_Records for the exercise:_

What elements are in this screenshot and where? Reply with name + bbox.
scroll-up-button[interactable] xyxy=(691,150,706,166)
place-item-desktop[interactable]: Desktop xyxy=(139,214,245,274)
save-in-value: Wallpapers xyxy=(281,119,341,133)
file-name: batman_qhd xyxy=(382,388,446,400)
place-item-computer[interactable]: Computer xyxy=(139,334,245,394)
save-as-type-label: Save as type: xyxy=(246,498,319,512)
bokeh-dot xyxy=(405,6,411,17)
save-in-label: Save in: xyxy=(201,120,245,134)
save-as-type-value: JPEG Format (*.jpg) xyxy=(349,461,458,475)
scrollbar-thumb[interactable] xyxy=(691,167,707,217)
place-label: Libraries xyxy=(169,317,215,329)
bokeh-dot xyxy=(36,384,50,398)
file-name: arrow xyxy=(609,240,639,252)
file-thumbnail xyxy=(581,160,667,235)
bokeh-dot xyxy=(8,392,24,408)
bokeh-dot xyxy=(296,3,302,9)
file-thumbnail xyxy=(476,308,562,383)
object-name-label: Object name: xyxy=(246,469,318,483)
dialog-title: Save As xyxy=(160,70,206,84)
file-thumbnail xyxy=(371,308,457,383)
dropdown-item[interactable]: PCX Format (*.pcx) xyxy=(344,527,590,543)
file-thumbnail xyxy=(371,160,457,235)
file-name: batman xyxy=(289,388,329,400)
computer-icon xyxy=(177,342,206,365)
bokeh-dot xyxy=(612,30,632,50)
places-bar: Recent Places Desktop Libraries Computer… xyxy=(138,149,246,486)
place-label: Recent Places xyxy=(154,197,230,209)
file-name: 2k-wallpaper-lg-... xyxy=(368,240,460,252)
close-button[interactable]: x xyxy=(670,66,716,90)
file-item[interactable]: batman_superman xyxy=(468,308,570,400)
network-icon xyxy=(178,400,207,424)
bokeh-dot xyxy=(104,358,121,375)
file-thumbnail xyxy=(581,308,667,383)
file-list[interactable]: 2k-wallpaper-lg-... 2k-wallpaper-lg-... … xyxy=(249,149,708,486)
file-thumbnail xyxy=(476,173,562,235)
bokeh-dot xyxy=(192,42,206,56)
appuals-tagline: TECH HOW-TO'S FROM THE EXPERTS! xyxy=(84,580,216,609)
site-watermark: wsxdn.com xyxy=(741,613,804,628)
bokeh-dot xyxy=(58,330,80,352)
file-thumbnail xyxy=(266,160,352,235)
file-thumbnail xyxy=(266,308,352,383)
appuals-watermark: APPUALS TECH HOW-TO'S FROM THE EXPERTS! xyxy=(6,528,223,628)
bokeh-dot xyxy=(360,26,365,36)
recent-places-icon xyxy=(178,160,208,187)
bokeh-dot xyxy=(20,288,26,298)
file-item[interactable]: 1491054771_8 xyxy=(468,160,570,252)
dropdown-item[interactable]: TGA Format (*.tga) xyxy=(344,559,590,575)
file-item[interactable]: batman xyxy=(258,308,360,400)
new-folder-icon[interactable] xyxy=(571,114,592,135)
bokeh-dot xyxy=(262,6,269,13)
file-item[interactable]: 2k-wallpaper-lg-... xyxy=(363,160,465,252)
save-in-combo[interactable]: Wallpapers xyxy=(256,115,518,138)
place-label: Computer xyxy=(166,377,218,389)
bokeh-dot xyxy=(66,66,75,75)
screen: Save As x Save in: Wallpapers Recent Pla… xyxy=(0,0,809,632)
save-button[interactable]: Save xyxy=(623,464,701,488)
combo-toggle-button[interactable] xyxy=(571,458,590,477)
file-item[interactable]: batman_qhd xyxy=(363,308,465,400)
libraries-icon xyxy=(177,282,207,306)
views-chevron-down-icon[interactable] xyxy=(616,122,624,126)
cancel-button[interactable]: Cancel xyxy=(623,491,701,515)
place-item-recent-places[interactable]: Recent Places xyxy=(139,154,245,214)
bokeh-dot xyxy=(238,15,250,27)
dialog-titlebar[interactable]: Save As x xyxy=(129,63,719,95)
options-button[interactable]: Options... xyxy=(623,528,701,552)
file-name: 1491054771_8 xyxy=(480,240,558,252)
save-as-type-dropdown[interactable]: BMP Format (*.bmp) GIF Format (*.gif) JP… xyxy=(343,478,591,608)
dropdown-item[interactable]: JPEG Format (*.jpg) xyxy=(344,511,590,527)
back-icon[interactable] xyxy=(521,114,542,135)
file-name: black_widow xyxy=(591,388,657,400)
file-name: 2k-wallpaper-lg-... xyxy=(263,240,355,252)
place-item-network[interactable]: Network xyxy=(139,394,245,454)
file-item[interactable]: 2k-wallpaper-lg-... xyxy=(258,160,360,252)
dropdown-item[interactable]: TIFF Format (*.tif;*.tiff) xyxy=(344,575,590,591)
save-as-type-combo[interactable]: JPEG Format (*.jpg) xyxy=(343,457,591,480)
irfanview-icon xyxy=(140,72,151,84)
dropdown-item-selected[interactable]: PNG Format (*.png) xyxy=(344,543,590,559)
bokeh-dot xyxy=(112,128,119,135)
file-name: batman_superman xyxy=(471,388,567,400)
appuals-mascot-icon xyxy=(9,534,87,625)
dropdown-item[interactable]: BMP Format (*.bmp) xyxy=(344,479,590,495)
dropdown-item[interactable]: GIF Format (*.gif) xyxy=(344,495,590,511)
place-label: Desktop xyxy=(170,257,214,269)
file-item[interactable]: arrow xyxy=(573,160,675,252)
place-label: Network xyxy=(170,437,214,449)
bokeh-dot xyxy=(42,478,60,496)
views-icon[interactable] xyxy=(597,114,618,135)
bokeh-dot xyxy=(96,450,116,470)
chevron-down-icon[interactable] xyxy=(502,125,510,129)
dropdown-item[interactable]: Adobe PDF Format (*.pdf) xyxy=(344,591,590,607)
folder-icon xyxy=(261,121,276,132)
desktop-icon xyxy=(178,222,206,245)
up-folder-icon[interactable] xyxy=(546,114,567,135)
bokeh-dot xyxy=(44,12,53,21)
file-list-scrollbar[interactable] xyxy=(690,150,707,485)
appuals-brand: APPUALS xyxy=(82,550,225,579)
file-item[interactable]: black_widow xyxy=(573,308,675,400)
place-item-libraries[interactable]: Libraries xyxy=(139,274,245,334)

_Exercise:_ Reproduce the material from its beginning through the line containing "place-label: Libraries xyxy=(169,317,215,329)", inclusive, replacing "Wallpapers" with "Pictures" and leaving everything else unchanged.

_Solution:_
What elements are in this screenshot and where? Reply with name + bbox.
scroll-up-button[interactable] xyxy=(691,150,706,166)
place-item-desktop[interactable]: Desktop xyxy=(139,214,245,274)
save-in-value: Pictures xyxy=(281,119,341,133)
file-name: batman_qhd xyxy=(382,388,446,400)
place-item-computer[interactable]: Computer xyxy=(139,334,245,394)
save-as-type-label: Save as type: xyxy=(246,498,319,512)
bokeh-dot xyxy=(405,6,411,17)
save-in-label: Save in: xyxy=(201,120,245,134)
save-as-type-value: JPEG Format (*.jpg) xyxy=(349,461,458,475)
scrollbar-thumb[interactable] xyxy=(691,167,707,217)
place-label: Libraries xyxy=(169,317,215,329)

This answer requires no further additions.